Written problem: Print the lines between the one containing "table-row[interactable]: 10 (1181, 686, 1501, 717)" and the one containing "camera-index-value: 摄像头检测关闭 (26, 514, 118, 529)", inclusive, exactly as they appear in the records.

Information supplied:
>>>>

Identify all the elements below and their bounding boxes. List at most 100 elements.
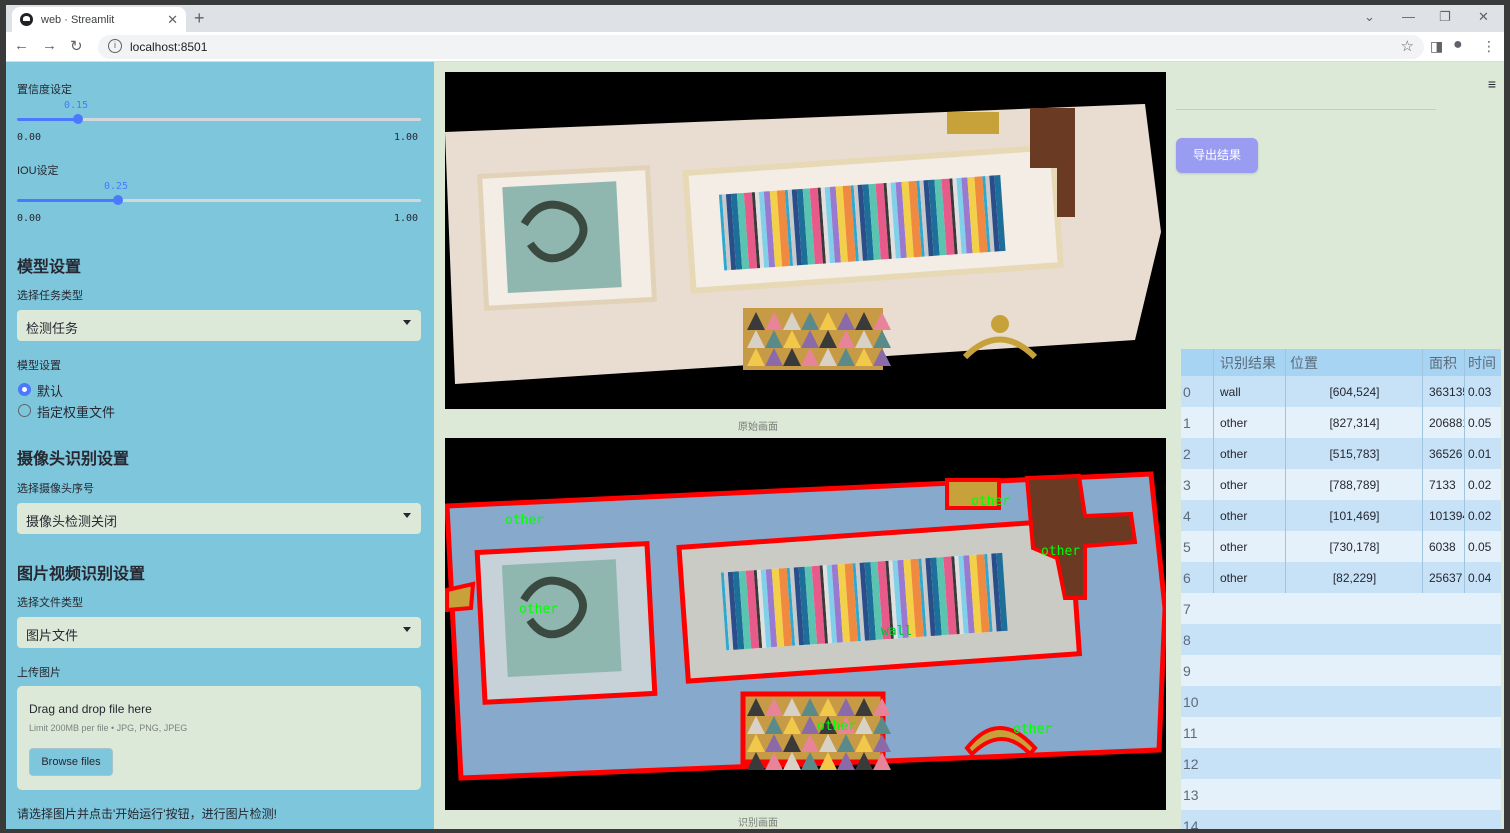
table-row[interactable]: 10 (1181, 686, 1501, 717)
table-row[interactable]: 0 wall [604,524] 3631350.03 (1181, 376, 1501, 407)
row-result (1214, 593, 1286, 624)
chevron-down-icon (403, 513, 411, 518)
iou-min: 0.00 (17, 213, 42, 224)
restore-button[interactable]: ❐ (1439, 9, 1451, 25)
window-close-button[interactable]: ✕ (1478, 9, 1489, 25)
table-row[interactable]: 9 (1181, 655, 1501, 686)
camera-index-select[interactable]: 摄像头检测关闭 (17, 503, 421, 534)
reload-button[interactable]: ↻ (70, 37, 83, 55)
row-position (1286, 748, 1423, 779)
camera-index-value: 摄像头检测关闭 (26, 514, 118, 529)
table-row[interactable]: 13 (1181, 779, 1501, 810)
address-bar[interactable]: i localhost:8501 ☆ (98, 35, 1424, 59)
iou-slider-fill (17, 199, 118, 202)
confidence-slider-thumb[interactable] (72, 114, 83, 124)
detection-label: other (971, 494, 1010, 509)
side-panel-icon[interactable]: ◨ (1430, 38, 1443, 55)
row-area (1423, 655, 1465, 686)
header-result[interactable]: 识别结果 (1214, 349, 1286, 376)
row-area: 25637 (1429, 570, 1463, 585)
chevron-down-icon (403, 627, 411, 632)
original-image-scene (445, 104, 1161, 384)
table-row[interactable]: 12 (1181, 748, 1501, 779)
table-row[interactable]: 8 (1181, 624, 1501, 655)
row-position: [730,178] (1329, 539, 1380, 554)
row-result (1214, 686, 1286, 717)
file-type-select[interactable]: 图片文件 (17, 617, 421, 648)
iou-slider-thumb[interactable] (112, 195, 123, 205)
row-area (1423, 779, 1465, 810)
profile-avatar-icon[interactable]: ● (1453, 36, 1463, 54)
table-row[interactable]: 11 (1181, 717, 1501, 748)
result-image-scene: other other other other wall other other (445, 471, 1166, 781)
row-result: other (1220, 508, 1248, 523)
header-position[interactable]: 位置 (1286, 349, 1423, 376)
table-row[interactable]: 7 (1181, 593, 1501, 624)
row-time: 0.05 (1468, 539, 1492, 554)
header-time[interactable]: 时间 (1465, 349, 1501, 376)
row-area: 6038 (1429, 539, 1456, 554)
tab-strip: web · Streamlit ✕ + ⌄ — ❐ ✕ (6, 5, 1504, 32)
model-settings-heading: 模型设置 (17, 259, 82, 276)
browser-menu-icon[interactable]: ⋮ (1482, 38, 1496, 55)
row-index: 9 (1183, 662, 1191, 679)
iou-value: 0.25 (103, 181, 129, 192)
table-header-row: 识别结果 位置 面积 时间 (1181, 349, 1501, 376)
row-index: 8 (1183, 631, 1191, 648)
browse-files-button[interactable]: Browse files (29, 748, 113, 776)
table-row[interactable]: 6 other [82,229] 25637 0.04 (1181, 562, 1501, 593)
url-text[interactable]: localhost:8501 (130, 40, 207, 54)
tab-close-icon[interactable]: ✕ (167, 12, 178, 28)
results-table[interactable]: 识别结果 位置 面积 时间 0 wall [604,524] 3631350.03 1 o… (1181, 349, 1501, 829)
row-area (1423, 748, 1465, 779)
forward-button[interactable]: → (42, 37, 57, 54)
row-result: other (1220, 446, 1248, 461)
site-info-icon[interactable]: i (108, 39, 122, 53)
row-index: 13 (1183, 786, 1199, 803)
bookmark-star-icon[interactable]: ☆ (1401, 37, 1414, 55)
table-row[interactable]: 2 other [515,783] 36526 0.01 (1181, 438, 1501, 469)
file-type-label: 选择文件类型 (17, 597, 83, 609)
row-result (1214, 717, 1286, 748)
row-position (1286, 655, 1423, 686)
hamburger-menu-icon[interactable]: ≡ (1488, 76, 1496, 92)
tab-search-icon[interactable]: ⌄ (1364, 9, 1375, 25)
radio-custom-weights-label[interactable]: 指定权重文件 (37, 402, 115, 421)
table-row[interactable]: 14 (1181, 810, 1501, 829)
row-position: [788,789] (1329, 477, 1380, 492)
radio-default-label[interactable]: 默认 (37, 381, 63, 400)
row-time: 0.05 (1468, 415, 1492, 430)
table-row[interactable]: 3 other [788,789] 7133 0.02 (1181, 469, 1501, 500)
confidence-label: 置信度设定 (17, 84, 72, 96)
iou-max: 1.00 (394, 213, 419, 224)
original-image (445, 72, 1166, 409)
file-uploader-dropzone[interactable]: Drag and drop file here Limit 200MB per … (17, 686, 421, 790)
instruction-text: 请选择图片并点击'开始运行'按钮，进行图片检测! (17, 807, 277, 821)
row-position: [515,783] (1329, 446, 1380, 461)
header-area[interactable]: 面积 (1423, 349, 1465, 376)
detection-label: wall (881, 624, 912, 639)
main-content: 原始画面 other other other other wall other … (434, 62, 1504, 829)
detection-label: other (1013, 722, 1052, 737)
task-type-select[interactable]: 检测任务 (17, 310, 421, 341)
row-position (1286, 624, 1423, 655)
table-row[interactable]: 1 other [827,314] 2068810.05 (1181, 407, 1501, 438)
confidence-slider[interactable] (17, 114, 421, 124)
radio-custom-weights[interactable] (18, 404, 31, 417)
export-results-button[interactable]: 导出结果 (1176, 138, 1258, 173)
new-tab-button[interactable]: + (194, 8, 205, 29)
detection-label: other (817, 719, 856, 734)
iou-slider[interactable] (17, 195, 421, 205)
table-row[interactable]: 5 other [730,178] 6038 0.05 (1181, 531, 1501, 562)
table-row[interactable]: 4 other [101,469] 1013940.02 (1181, 500, 1501, 531)
row-time (1465, 717, 1501, 748)
row-index: 4 (1183, 507, 1191, 524)
browser-tab[interactable]: web · Streamlit ✕ (12, 7, 186, 32)
back-button[interactable]: ← (14, 37, 29, 54)
minimize-button[interactable]: — (1402, 9, 1415, 24)
row-area (1423, 686, 1465, 717)
radio-default[interactable] (18, 383, 31, 396)
row-index: 12 (1183, 755, 1199, 772)
row-index: 1 (1183, 414, 1191, 431)
row-result: other (1220, 539, 1248, 554)
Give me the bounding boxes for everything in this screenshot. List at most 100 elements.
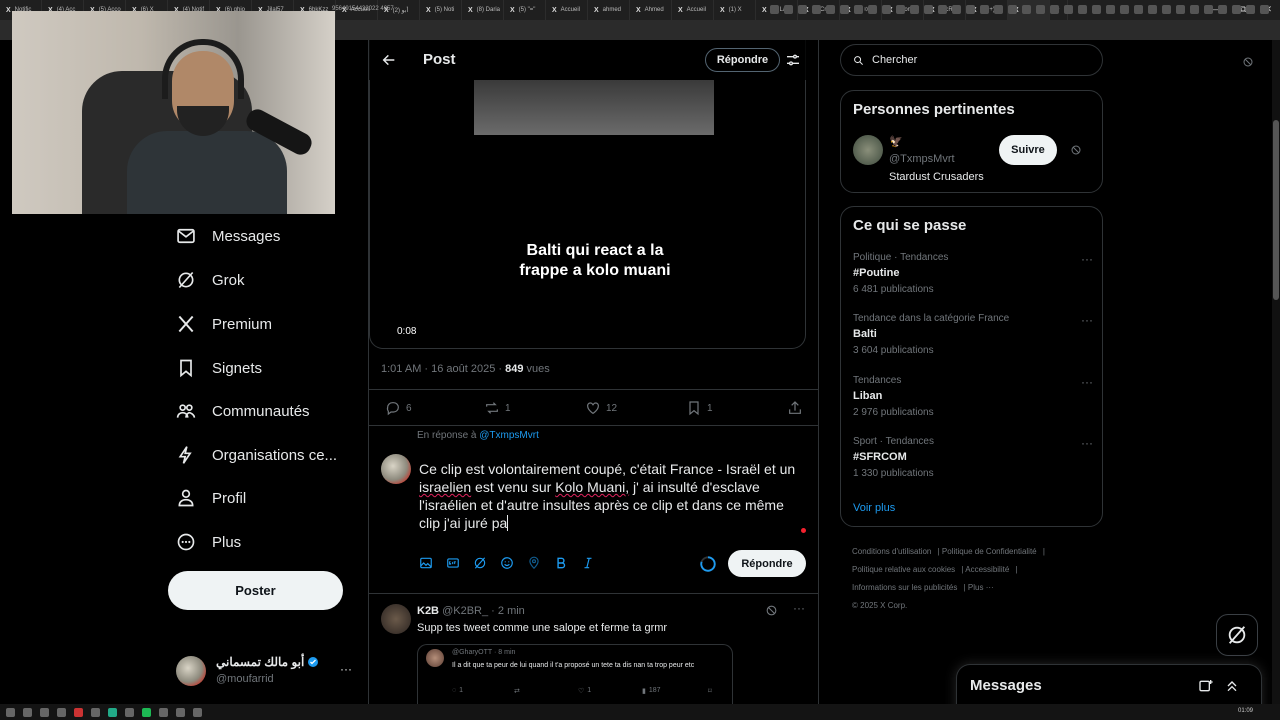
browser-tab[interactable]: X (1) X	[714, 0, 756, 20]
footer-link[interactable]: Accessibilité	[965, 565, 1009, 574]
folder-icon[interactable]	[57, 707, 66, 717]
app-icon[interactable]	[193, 707, 202, 717]
reply-action[interactable]: 6	[385, 400, 412, 416]
extension-icon[interactable]	[882, 5, 891, 14]
url-text[interactable]: 95649154433022 4057	[332, 6, 394, 12]
nav-more[interactable]: Plus	[176, 532, 241, 552]
replying-to-handle[interactable]: @TxmpsMvrt	[479, 430, 539, 441]
emoji-icon[interactable]	[500, 556, 514, 570]
nav-communities[interactable]: Communautés	[176, 401, 310, 421]
extension-icon[interactable]	[1246, 5, 1255, 14]
italic-icon[interactable]	[581, 556, 595, 570]
gif-icon[interactable]	[446, 556, 460, 570]
extension-icon[interactable]	[952, 5, 961, 14]
extension-icon[interactable]	[1078, 5, 1087, 14]
extension-icon[interactable]	[1218, 5, 1227, 14]
nav-grok[interactable]: Grok	[176, 270, 245, 290]
extension-icon[interactable]	[1134, 5, 1143, 14]
block-icon[interactable]	[1242, 56, 1254, 68]
extension-icon[interactable]	[938, 5, 947, 14]
reply-composer-input[interactable]: Ce clip est volontairement coupé, c'étai…	[419, 460, 804, 532]
browser-tab[interactable]: X Accueil	[672, 0, 714, 20]
app-icon[interactable]	[176, 707, 185, 717]
extension-icon[interactable]	[1106, 5, 1115, 14]
extension-icon[interactable]	[910, 5, 919, 14]
extension-icon[interactable]	[868, 5, 877, 14]
extension-icon[interactable]	[896, 5, 905, 14]
taskview-icon[interactable]	[40, 707, 49, 717]
extension-icon[interactable]	[1204, 5, 1213, 14]
browser-tab[interactable]: X Accueil	[546, 0, 588, 20]
chevron-up-icon[interactable]	[1224, 678, 1240, 694]
extension-icon[interactable]	[966, 5, 975, 14]
extension-icon[interactable]	[1008, 5, 1017, 14]
account-switcher[interactable]: أبو مالك تمسماني @moufarrid ···	[176, 654, 356, 688]
extension-icon[interactable]	[840, 5, 849, 14]
footer-link[interactable]: Plus ···	[968, 583, 994, 592]
account-more-icon[interactable]: ···	[340, 662, 352, 676]
extension-icon[interactable]	[1022, 5, 1031, 14]
nav-premium[interactable]: Premium	[176, 314, 272, 334]
extension-icon[interactable]	[784, 5, 793, 14]
bold-icon[interactable]	[554, 556, 568, 570]
footer-link[interactable]: Conditions d'utilisation	[852, 547, 931, 556]
avatar[interactable]	[853, 135, 883, 165]
reply-tweet[interactable]: K2B @K2BR_ · 2 min ··· Supp tes tweet co…	[369, 594, 818, 720]
footer-link[interactable]: Politique relative aux cookies	[852, 565, 955, 574]
grok-icon[interactable]	[473, 556, 487, 570]
location-icon[interactable]	[527, 556, 541, 570]
extension-icon[interactable]	[1050, 5, 1059, 14]
bookmark-action[interactable]: 1	[686, 400, 713, 416]
trend-more-icon[interactable]: ···	[1081, 252, 1093, 266]
extension-icon[interactable]	[812, 5, 821, 14]
browser-icon[interactable]	[74, 707, 83, 717]
extension-icon[interactable]	[1036, 5, 1045, 14]
extension-icon[interactable]	[1064, 5, 1073, 14]
spotify-icon[interactable]	[142, 707, 151, 717]
quoted-reply-action[interactable]: ◌ 1	[452, 687, 463, 694]
extension-icon[interactable]	[994, 5, 1003, 14]
quoted-like-action[interactable]: ♡ 1	[578, 687, 591, 695]
person-handle[interactable]: @TxmpsMvrt	[889, 153, 955, 165]
poster-button[interactable]: Poster	[168, 571, 343, 610]
reply-author-name[interactable]: K2B	[417, 605, 439, 617]
like-action[interactable]: 12	[585, 400, 617, 416]
extension-icon[interactable]	[1162, 5, 1171, 14]
trend-more-icon[interactable]: ···	[1081, 313, 1093, 327]
extension-icon[interactable]	[1176, 5, 1185, 14]
extension-icon[interactable]	[1232, 5, 1241, 14]
footer-link[interactable]: Informations sur les publicités	[852, 583, 957, 592]
app-icon[interactable]	[91, 707, 100, 717]
nav-messages[interactable]: Messages	[176, 226, 280, 246]
browser-tab[interactable]: Xahmed	[588, 0, 630, 20]
extension-icon[interactable]	[924, 5, 933, 14]
whatsapp-icon[interactable]	[108, 707, 117, 717]
footer-link[interactable]: Politique de Confidentialité	[942, 547, 1037, 556]
app-icon[interactable]	[125, 707, 134, 717]
trend-more-icon[interactable]: ···	[1081, 375, 1093, 389]
search-input[interactable]: Chercher	[840, 44, 1103, 76]
extension-icon[interactable]	[980, 5, 989, 14]
extension-icon[interactable]	[770, 5, 779, 14]
bookmark-icon[interactable]: ⌑	[708, 687, 712, 695]
trend-more-icon[interactable]: ···	[1081, 436, 1093, 450]
new-message-icon[interactable]	[1198, 678, 1214, 694]
header-reply-button[interactable]: Répondre	[705, 48, 780, 72]
show-more-link[interactable]: Voir plus	[853, 502, 895, 514]
extension-icon[interactable]	[1120, 5, 1129, 14]
repost-action[interactable]: 1	[484, 400, 511, 416]
extension-icon[interactable]	[1148, 5, 1157, 14]
nav-profile[interactable]: Profil	[176, 488, 246, 508]
sliders-icon[interactable]	[785, 52, 801, 68]
nav-organizations[interactable]: Organisations ce...	[176, 445, 337, 465]
extension-icon[interactable]	[798, 5, 807, 14]
extension-icon[interactable]	[826, 5, 835, 14]
back-arrow-icon[interactable]	[381, 52, 397, 68]
follow-button[interactable]: Suivre	[999, 135, 1057, 165]
search-icon[interactable]	[23, 707, 32, 717]
scrollbar-thumb[interactable]	[1273, 120, 1279, 300]
trend-item[interactable]: Politique · Tendances #Poutine 6 481 pub…	[853, 252, 1093, 295]
browser-tab[interactable]: X (5) Noti	[420, 0, 462, 20]
app-icon[interactable]	[159, 707, 168, 717]
grok-floating-button[interactable]	[1216, 614, 1258, 656]
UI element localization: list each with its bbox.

<<<<

The answer:
table-row[interactable]: 10 (1181, 686, 1501, 717)
table-row[interactable]: 0 wall [604,524] 3631350.03 (1181, 376, 1501, 407)
row-result (1214, 593, 1286, 624)
chevron-down-icon (403, 513, 411, 518)
iou-min: 0.00 (17, 213, 42, 224)
restore-button[interactable]: ❐ (1439, 9, 1451, 25)
window-close-button[interactable]: ✕ (1478, 9, 1489, 25)
table-row[interactable]: 9 (1181, 655, 1501, 686)
camera-index-select[interactable]: 摄像头检测关闭 (17, 503, 421, 534)
reload-button[interactable]: ↻ (70, 37, 83, 55)
row-position (1286, 748, 1423, 779)
camera-index-value: 摄像头检测关闭 (26, 514, 118, 529)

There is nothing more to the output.